Do this: Copy every entry precisely.

Records excerpted from a collection:
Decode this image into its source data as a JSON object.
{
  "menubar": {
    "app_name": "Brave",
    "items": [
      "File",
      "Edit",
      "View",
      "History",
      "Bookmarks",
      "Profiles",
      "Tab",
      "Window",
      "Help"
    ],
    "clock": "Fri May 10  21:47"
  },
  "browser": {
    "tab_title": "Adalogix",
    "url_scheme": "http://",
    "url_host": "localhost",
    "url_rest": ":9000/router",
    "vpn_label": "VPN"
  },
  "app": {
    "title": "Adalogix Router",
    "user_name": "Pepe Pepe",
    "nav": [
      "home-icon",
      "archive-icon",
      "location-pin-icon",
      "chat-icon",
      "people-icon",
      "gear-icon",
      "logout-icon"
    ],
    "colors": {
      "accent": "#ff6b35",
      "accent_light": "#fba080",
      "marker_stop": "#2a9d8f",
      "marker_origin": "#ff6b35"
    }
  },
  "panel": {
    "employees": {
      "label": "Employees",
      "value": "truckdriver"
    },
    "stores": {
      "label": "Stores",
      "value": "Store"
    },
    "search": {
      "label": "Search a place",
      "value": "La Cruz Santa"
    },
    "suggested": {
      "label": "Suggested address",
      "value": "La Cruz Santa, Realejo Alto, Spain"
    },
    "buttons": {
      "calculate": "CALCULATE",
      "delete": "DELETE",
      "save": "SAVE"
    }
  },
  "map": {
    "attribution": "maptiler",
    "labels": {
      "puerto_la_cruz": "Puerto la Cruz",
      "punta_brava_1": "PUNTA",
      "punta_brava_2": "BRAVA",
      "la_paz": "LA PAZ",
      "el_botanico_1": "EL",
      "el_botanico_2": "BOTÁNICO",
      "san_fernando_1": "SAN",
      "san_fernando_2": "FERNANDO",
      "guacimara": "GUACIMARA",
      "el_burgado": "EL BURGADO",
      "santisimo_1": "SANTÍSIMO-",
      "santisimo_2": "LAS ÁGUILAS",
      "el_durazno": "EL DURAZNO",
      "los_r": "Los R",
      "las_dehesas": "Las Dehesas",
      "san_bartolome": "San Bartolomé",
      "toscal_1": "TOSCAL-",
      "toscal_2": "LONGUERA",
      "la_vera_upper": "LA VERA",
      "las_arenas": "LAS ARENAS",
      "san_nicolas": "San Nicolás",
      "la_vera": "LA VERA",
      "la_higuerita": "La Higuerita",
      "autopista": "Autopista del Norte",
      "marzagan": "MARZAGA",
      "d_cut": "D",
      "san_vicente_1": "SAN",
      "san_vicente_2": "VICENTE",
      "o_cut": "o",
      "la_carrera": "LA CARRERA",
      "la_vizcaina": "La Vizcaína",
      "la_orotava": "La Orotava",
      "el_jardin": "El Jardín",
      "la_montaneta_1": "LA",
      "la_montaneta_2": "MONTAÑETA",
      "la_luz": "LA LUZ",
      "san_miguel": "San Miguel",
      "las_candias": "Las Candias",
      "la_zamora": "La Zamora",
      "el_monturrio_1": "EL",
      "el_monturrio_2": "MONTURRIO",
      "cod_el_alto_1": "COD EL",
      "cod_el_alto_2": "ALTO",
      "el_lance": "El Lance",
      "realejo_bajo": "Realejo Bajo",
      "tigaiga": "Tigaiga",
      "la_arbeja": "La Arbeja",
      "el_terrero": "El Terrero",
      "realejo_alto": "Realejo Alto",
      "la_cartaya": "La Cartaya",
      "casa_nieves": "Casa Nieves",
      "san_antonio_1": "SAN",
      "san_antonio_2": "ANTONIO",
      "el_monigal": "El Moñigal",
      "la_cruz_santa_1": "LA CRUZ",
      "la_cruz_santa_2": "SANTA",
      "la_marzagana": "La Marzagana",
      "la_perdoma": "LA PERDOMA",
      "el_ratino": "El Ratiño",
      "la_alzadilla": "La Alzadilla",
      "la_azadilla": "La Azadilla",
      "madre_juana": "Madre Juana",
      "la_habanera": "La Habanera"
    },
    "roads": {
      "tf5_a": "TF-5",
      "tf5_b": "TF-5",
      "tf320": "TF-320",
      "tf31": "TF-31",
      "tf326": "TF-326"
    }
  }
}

Output for this task:
Decode this image into its source data as a JSON object.
{
  "menubar": {
    "app_name": "Brave",
    "items": [
      "File",
      "Edit",
      "View",
      "History",
      "Bookmarks",
      "Profiles",
      "Tab",
      "Window",
      "Help"
    ],
    "clock": "Fri May 10  21:47"
  },
  "browser": {
    "tab_title": "Adalogix",
    "url_scheme": "http://",
    "url_host": "localhost",
    "url_rest": ":9000/router",
    "vpn_label": "VPN"
  },
  "app": {
    "title": "Adalogix Router",
    "user_name": "Pepe Pepe",
    "nav": [
      "home-icon",
      "archive-icon",
      "location-pin-icon",
      "chat-icon",
      "people-icon",
      "gear-icon",
      "logout-icon"
    ],
    "colors": {
      "accent": "#ff6b35",
      "accent_light": "#fba080",
      "marker_stop": "#2a9d8f",
      "marker_origin": "#ff6b35"
    }
  },
  "panel": {
    "employees": {
      "label": "Employees",
      "value": "truckdriver"
    },
    "stores": {
      "label": "Stores",
      "value": "Store"
    },
    "search": {
      "label": "Search a place",
      "value": "La Cruz Santa"
    },
    "suggested": {
      "label": "Suggested address",
      "value": "La Cruz Santa, Realejo Alto, Spain"
    },
    "buttons": {
      "calculate": "CALCULATE",
      "delete": "DELETE",
      "save": "SAVE"
    }
  },
  "map": {
    "attribution": "maptiler",
    "labels": {
      "puerto_la_cruz": "Puerto la Cruz",
      "punta_brava_1": "PUNTA",
      "punta_brava_2": "BRAVA",
      "la_paz": "LA PAZ",
      "el_botanico_1": "EL",
      "el_botanico_2": "BOTÁNICO",
      "san_fernando_1": "SAN",
      "san_fernando_2": "FERNANDO",
      "guacimara": "GUACIMARA",
      "el_burgado": "EL BURGADO",
      "santisimo_1": "SANTÍSIMO-",
      "santisimo_2": "LAS ÁGUILAS",
      "el_durazno": "EL DURAZNO",
      "los_r": "Los R",
      "las_dehesas": "Las Dehesas",
      "san_bartolome": "San Bartolomé",
      "toscal_1": "TOSCAL-",
      "toscal_2": "LONGUERA",
      "la_vera_upper": "LA VERA",
      "las_arenas": "LAS ARENAS",
      "san_nicolas": "San Nicolás",
      "la_vera": "LA VERA",
      "la_higuerita": "La Higuerita",
      "autopista": "Autopista del Norte",
      "marzagan": "MARZAGA",
      "d_cut": "D",
      "san_vicente_1": "SAN",
      "san_vicente_2": "VICENTE",
      "o_cut": "o",
      "la_carrera": "LA CARRERA",
      "la_vizcaina": "La Vizcaína",
      "la_orotava": "La Orotava",
      "el_jardin": "El Jardín",
      "la_montaneta_1": "LA",
      "la_montaneta_2": "MONTAÑETA",
      "la_luz": "LA LUZ",
      "san_miguel": "San Miguel",
      "las_candias": "Las Candias",
      "la_zamora": "La Zamora",
      "el_monturrio_1": "EL",
      "el_monturrio_2": "MONTURRIO",
      "cod_el_alto_1": "COD EL",
      "cod_el_alto_2": "ALTO",
      "el_lance": "El Lance",
      "realejo_bajo": "Realejo Bajo",
      "tigaiga": "Tigaiga",
      "la_arbeja": "La Arbeja",
      "el_terrero": "El Terrero",
      "realejo_alto": "Realejo Alto",
      "la_cartaya": "La Cartaya",
      "casa_nieves": "Casa Nieves",
      "san_antonio_1": "SAN",
      "san_antonio_2": "ANTONIO",
      "el_monigal": "El Moñigal",
      "la_cruz_santa_1": "LA CRUZ",
      "la_cruz_santa_2": "SANTA",
      "la_marzagana": "La Marzagana",
      "la_perdoma": "LA PERDOMA",
      "el_ratino": "El Ratiño",
      "la_alzadilla": "La Alzadilla",
      "la_azadilla": "La Azadilla",
      "madre_juana": "Madre Juana",
      "la_habanera": "La Habanera"
    },
    "roads": {
      "tf5_a": "TF-5",
      "tf5_b": "TF-5",
      "tf320": "TF-320",
      "tf31": "TF-31",
      "tf326": "TF-326"
    }
  }
}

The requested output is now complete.